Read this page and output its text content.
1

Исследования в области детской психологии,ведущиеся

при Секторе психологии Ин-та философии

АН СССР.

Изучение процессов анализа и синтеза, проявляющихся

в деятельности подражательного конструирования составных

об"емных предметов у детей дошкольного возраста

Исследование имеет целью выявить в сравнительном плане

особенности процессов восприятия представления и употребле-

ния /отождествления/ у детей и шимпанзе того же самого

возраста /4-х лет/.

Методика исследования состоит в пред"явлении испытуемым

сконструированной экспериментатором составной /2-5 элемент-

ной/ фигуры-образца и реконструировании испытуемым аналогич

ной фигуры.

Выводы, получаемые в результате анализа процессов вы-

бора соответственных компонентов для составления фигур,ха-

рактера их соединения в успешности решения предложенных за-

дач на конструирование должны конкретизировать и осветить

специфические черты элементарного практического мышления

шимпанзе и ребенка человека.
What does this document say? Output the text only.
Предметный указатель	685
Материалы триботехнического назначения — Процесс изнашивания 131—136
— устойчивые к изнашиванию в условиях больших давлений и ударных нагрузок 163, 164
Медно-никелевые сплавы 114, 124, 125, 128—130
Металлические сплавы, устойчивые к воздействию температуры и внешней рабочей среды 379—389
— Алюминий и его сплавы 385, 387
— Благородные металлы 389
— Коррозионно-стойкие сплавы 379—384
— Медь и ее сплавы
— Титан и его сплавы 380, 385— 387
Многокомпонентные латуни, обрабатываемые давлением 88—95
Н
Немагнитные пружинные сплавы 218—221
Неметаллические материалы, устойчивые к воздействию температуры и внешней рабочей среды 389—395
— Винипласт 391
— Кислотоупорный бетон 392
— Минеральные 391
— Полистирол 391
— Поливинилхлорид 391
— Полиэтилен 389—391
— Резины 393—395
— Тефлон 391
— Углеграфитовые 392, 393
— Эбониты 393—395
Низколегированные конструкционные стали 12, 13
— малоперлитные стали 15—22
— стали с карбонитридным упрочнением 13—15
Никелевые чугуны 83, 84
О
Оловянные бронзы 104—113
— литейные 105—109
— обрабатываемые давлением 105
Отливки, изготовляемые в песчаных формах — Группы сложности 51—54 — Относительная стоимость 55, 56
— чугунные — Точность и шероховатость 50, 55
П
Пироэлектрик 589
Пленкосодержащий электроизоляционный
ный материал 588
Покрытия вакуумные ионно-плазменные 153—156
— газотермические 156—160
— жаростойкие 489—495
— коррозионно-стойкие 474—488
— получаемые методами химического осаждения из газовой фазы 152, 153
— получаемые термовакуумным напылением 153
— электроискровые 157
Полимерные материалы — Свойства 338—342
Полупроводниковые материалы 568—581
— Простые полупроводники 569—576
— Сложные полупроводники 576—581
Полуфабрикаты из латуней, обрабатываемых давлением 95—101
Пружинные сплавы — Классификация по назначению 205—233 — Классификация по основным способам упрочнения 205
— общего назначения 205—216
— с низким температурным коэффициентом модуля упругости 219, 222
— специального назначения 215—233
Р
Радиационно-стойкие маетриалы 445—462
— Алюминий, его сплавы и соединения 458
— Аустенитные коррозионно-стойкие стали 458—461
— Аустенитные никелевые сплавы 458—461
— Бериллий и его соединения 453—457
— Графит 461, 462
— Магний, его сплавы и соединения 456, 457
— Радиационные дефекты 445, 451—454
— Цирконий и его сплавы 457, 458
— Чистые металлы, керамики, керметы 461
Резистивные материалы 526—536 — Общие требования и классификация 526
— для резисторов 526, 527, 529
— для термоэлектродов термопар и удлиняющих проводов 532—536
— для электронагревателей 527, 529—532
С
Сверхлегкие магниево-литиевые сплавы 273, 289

Requirements:
Select every line of the records holding the string "воздействию".

Reply:
Металлические сплавы, устойчивые к воздействию температуры и внешней рабочей среды 379—389
Неметаллические материалы, устойчивые к воздействию температуры и внешней рабочей среды 389—395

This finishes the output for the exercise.